Challenge
Restate, word for word, the run of lines that starts at the line containing "Read out every word on this page." and ends with the final line of the listing. Leave pictures out.
-- Supplied records start --
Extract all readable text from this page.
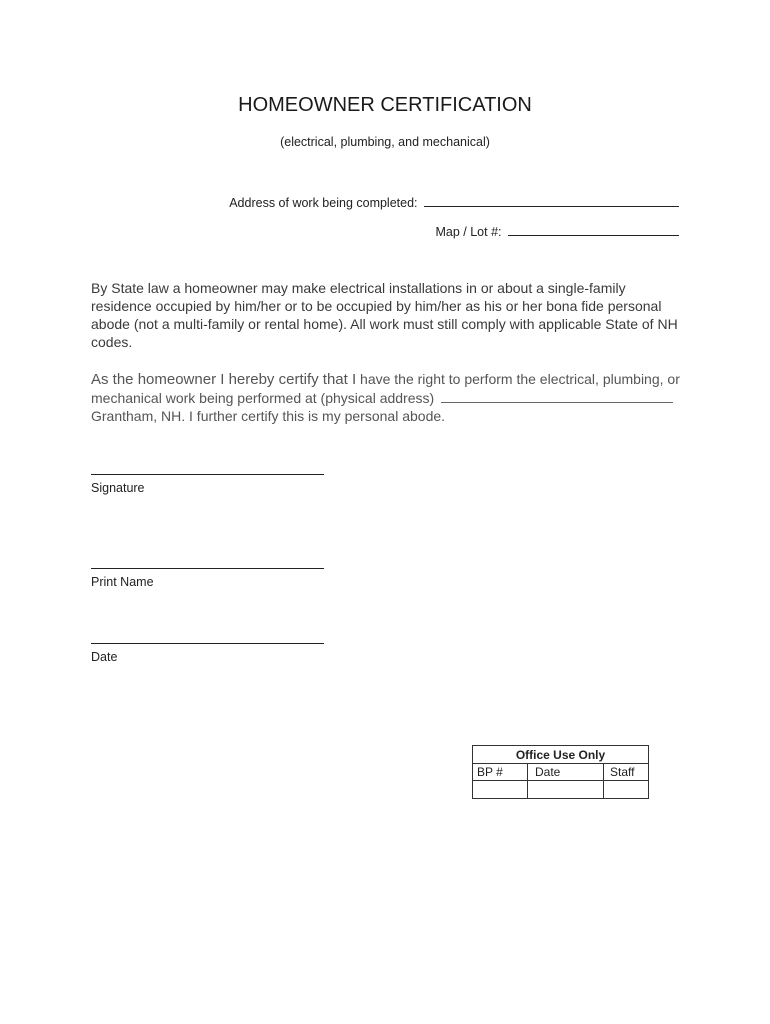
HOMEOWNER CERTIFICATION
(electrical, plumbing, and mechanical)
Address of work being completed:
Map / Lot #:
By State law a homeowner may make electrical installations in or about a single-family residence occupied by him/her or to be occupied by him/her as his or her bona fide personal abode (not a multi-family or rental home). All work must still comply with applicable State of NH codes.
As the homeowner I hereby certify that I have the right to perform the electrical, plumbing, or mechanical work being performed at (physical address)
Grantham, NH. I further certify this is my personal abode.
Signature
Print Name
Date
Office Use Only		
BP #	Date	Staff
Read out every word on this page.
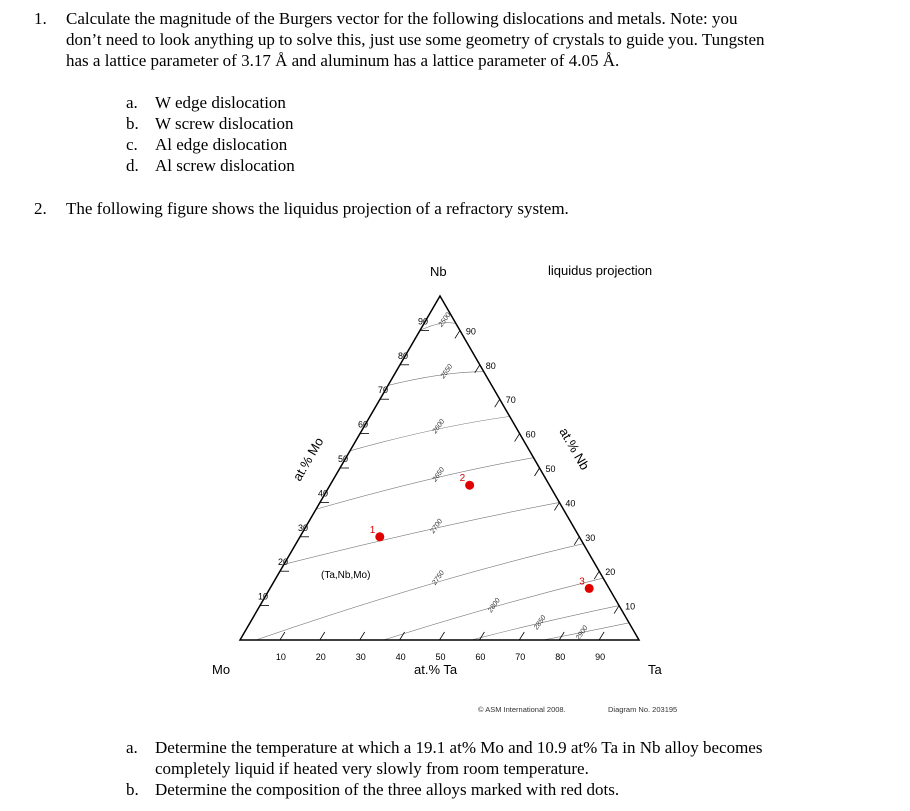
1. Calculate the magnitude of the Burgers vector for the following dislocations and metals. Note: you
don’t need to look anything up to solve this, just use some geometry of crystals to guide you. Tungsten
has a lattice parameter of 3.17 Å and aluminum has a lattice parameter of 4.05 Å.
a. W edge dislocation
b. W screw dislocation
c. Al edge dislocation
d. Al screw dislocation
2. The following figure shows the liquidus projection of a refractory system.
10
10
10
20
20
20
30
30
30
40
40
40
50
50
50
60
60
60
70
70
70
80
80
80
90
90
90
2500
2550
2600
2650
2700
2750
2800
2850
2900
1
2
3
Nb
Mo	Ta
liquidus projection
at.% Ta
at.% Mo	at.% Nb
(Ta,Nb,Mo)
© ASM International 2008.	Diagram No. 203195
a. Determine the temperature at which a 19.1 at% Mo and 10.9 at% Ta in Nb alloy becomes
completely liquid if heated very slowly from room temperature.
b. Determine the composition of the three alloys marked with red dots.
-- Supplied records end --
Right answer
Read out every word on this page.
1. Calculate the magnitude of the Burgers vector for the following dislocations and metals. Note: you
don’t need to look anything up to solve this, just use some geometry of crystals to guide you. Tungsten
has a lattice parameter of 3.17 Å and aluminum has a lattice parameter of 4.05 Å.
a. W edge dislocation
b. W screw dislocation
c. Al edge dislocation
d. Al screw dislocation
2. The following figure shows the liquidus projection of a refractory system.
10
10
10
20
20
20
30
30
30
40
40
40
50
50
50
60
60
60
70
70
70
80
80
80
90
90
90
2500
2550
2600
2650
2700
2750
2800
2850
2900
1
2
3
Nb
Mo	Ta
liquidus projection
at.% Ta
at.% Mo	at.% Nb
(Ta,Nb,Mo)
© ASM International 2008.	Diagram No. 203195
a. Determine the temperature at which a 19.1 at% Mo and 10.9 at% Ta in Nb alloy becomes
completely liquid if heated very slowly from room temperature.
b. Determine the composition of the three alloys marked with red dots.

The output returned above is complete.